# GIVEN ENTRIES

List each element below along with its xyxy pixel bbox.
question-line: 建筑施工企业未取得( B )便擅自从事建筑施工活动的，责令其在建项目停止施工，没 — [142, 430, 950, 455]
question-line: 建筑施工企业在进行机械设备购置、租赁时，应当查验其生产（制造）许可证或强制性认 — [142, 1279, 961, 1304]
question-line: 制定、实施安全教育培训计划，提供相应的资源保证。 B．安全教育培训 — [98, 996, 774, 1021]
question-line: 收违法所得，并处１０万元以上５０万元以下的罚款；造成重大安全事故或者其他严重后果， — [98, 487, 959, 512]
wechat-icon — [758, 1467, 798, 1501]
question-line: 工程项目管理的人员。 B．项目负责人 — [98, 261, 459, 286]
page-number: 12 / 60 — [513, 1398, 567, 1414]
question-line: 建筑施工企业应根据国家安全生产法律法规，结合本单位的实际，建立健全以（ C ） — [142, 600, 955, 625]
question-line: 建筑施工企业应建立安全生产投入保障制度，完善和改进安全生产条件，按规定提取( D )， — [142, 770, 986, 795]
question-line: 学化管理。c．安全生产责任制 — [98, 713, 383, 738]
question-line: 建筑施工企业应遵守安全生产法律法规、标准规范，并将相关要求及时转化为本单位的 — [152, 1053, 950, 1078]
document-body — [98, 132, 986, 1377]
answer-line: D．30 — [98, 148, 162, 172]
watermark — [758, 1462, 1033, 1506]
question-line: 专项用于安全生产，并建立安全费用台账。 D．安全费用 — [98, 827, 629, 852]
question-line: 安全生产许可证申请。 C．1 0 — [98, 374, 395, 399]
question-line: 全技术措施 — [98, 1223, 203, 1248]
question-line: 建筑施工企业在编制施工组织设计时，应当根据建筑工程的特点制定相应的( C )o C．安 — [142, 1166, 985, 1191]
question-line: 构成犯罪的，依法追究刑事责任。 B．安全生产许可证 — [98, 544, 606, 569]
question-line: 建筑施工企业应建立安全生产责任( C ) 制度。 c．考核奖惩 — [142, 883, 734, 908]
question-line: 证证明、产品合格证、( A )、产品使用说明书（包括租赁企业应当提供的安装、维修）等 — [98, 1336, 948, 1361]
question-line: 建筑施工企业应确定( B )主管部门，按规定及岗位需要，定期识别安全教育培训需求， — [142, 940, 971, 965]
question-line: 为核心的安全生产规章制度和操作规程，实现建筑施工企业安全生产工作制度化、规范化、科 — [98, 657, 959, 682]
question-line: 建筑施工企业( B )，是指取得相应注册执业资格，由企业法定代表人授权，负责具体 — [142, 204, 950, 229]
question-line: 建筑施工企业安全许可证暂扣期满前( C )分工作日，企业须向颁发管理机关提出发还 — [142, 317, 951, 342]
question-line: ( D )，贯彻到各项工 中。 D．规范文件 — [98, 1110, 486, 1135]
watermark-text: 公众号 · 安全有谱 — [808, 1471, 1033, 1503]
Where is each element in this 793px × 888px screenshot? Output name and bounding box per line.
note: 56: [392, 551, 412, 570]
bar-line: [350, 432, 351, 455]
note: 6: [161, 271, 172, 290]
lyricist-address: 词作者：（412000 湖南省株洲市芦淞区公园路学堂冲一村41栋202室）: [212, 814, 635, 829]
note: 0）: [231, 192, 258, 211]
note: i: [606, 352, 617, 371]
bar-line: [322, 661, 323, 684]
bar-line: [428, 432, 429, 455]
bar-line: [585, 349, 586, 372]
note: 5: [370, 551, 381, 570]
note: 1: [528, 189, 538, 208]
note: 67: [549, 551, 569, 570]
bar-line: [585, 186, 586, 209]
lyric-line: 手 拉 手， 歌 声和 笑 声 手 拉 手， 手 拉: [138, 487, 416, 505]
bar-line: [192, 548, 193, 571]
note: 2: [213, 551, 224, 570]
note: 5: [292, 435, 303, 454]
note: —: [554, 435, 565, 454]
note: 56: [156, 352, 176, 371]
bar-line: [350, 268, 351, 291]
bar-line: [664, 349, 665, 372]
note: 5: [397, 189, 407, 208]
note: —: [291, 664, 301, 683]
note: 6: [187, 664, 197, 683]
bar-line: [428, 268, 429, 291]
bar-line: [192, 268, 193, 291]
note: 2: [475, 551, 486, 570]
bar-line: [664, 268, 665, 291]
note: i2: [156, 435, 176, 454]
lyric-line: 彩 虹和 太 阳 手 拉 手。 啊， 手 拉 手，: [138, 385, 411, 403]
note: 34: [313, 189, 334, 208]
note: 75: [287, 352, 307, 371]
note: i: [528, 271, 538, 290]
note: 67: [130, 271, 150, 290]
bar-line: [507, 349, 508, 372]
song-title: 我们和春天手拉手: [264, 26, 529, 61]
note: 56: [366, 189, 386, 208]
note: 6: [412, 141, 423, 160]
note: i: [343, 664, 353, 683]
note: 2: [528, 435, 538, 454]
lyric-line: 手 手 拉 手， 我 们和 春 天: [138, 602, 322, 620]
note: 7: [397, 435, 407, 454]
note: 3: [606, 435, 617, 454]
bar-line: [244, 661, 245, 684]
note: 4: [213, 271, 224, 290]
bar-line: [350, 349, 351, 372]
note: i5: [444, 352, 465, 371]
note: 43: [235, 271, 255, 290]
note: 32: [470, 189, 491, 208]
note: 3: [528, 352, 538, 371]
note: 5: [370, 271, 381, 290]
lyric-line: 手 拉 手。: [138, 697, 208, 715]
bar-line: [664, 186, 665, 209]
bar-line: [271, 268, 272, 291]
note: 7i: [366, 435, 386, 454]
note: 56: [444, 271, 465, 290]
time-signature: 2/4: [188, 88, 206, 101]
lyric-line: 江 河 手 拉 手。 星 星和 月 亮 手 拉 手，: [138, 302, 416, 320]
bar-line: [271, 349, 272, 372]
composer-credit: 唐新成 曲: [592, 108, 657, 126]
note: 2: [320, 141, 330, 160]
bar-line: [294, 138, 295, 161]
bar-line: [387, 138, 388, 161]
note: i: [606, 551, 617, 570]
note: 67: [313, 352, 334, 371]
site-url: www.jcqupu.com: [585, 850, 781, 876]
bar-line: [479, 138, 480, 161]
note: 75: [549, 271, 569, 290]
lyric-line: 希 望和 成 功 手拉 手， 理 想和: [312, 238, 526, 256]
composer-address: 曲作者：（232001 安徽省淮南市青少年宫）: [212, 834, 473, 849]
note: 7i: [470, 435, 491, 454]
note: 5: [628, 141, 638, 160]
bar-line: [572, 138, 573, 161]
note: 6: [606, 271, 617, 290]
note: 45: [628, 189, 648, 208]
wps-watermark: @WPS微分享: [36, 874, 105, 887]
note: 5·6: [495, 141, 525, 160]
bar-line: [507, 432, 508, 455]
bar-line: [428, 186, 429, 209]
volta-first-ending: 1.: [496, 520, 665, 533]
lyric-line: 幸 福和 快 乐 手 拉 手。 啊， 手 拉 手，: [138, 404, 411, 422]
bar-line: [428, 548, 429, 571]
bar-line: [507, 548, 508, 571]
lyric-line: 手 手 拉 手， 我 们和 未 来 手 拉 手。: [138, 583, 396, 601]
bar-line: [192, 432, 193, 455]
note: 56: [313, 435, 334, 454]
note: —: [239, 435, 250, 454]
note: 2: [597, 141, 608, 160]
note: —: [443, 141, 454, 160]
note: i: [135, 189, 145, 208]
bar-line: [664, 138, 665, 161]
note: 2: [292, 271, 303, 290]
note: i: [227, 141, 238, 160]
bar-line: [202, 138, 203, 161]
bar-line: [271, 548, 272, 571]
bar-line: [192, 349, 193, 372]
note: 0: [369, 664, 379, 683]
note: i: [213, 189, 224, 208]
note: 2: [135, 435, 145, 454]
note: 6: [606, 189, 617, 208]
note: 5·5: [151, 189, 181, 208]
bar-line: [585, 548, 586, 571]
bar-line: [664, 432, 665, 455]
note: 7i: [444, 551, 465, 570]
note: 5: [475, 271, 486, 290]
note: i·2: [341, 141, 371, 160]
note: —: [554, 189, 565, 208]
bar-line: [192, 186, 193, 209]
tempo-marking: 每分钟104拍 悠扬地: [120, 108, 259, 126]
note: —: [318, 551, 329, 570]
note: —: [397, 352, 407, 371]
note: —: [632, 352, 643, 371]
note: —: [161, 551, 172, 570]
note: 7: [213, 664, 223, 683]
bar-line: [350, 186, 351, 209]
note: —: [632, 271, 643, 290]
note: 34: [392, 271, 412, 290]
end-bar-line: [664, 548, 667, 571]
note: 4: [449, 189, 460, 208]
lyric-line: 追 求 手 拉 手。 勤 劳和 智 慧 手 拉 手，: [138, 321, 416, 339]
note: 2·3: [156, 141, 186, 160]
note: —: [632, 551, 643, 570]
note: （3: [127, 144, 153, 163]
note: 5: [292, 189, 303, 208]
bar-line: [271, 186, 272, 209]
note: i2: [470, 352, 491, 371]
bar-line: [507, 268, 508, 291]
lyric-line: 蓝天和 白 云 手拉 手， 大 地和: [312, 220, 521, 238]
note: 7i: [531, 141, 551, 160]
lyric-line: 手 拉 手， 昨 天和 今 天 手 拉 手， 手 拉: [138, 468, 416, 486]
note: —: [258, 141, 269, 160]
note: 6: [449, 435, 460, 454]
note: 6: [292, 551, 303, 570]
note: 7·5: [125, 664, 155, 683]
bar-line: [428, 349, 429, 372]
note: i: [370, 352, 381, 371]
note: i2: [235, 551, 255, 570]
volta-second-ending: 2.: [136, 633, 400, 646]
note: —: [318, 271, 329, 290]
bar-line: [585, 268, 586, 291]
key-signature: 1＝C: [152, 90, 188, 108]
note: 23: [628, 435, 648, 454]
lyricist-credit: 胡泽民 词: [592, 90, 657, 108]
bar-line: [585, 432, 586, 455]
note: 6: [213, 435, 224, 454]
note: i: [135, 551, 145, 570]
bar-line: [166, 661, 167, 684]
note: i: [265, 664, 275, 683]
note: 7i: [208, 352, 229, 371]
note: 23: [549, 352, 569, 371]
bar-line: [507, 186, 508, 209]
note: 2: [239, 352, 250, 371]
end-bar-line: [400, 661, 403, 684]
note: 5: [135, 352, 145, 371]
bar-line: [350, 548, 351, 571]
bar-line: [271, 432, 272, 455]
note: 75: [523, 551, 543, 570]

# AIM
Reproduce the listing above from its first line through the line containing "question-line: 建筑施工企业( B", with both of those lines included and every line unchanged.

# WORKED SOLUTION
List each element below along with its xyxy pixel bbox.
question-line: 建筑施工企业未取得( B )便擅自从事建筑施工活动的，责令其在建项目停止施工，没 — [142, 430, 950, 455]
question-line: 建筑施工企业在进行机械设备购置、租赁时，应当查验其生产（制造）许可证或强制性认 — [142, 1279, 961, 1304]
question-line: 制定、实施安全教育培训计划，提供相应的资源保证。 B．安全教育培训 — [98, 996, 774, 1021]
question-line: 收违法所得，并处１０万元以上５０万元以下的罚款；造成重大安全事故或者其他严重后果， — [98, 487, 959, 512]
wechat-icon — [758, 1467, 798, 1501]
question-line: 工程项目管理的人员。 B．项目负责人 — [98, 261, 459, 286]
page-number: 12 / 60 — [513, 1398, 567, 1414]
question-line: 建筑施工企业应根据国家安全生产法律法规，结合本单位的实际，建立健全以（ C ） — [142, 600, 955, 625]
question-line: 建筑施工企业应建立安全生产投入保障制度，完善和改进安全生产条件，按规定提取( D )， — [142, 770, 986, 795]
question-line: 学化管理。c．安全生产责任制 — [98, 713, 383, 738]
question-line: 建筑施工企业应遵守安全生产法律法规、标准规范，并将相关要求及时转化为本单位的 — [152, 1053, 950, 1078]
document-body — [98, 132, 986, 1377]
answer-line: D．30 — [98, 148, 162, 172]
watermark — [758, 1462, 1033, 1506]
question-line: 专项用于安全生产，并建立安全费用台账。 D．安全费用 — [98, 827, 629, 852]
question-line: 安全生产许可证申请。 C．1 0 — [98, 374, 395, 399]
question-line: 全技术措施 — [98, 1223, 203, 1248]
question-line: 建筑施工企业在编制施工组织设计时，应当根据建筑工程的特点制定相应的( C )o C．安 — [142, 1166, 985, 1191]
question-line: 构成犯罪的，依法追究刑事责任。 B．安全生产许可证 — [98, 544, 606, 569]
question-line: 建筑施工企业应建立安全生产责任( C ) 制度。 c．考核奖惩 — [142, 883, 734, 908]
question-line: 证证明、产品合格证、( A )、产品使用说明书（包括租赁企业应当提供的安装、维修）等 — [98, 1336, 948, 1361]
question-line: 建筑施工企业应确定( B )主管部门，按规定及岗位需要，定期识别安全教育培训需求， — [142, 940, 971, 965]
question-line: 为核心的安全生产规章制度和操作规程，实现建筑施工企业安全生产工作制度化、规范化、科 — [98, 657, 959, 682]
question-line: 建筑施工企业( B )，是指取得相应注册执业资格，由企业法定代表人授权，负责具体 — [142, 204, 950, 229]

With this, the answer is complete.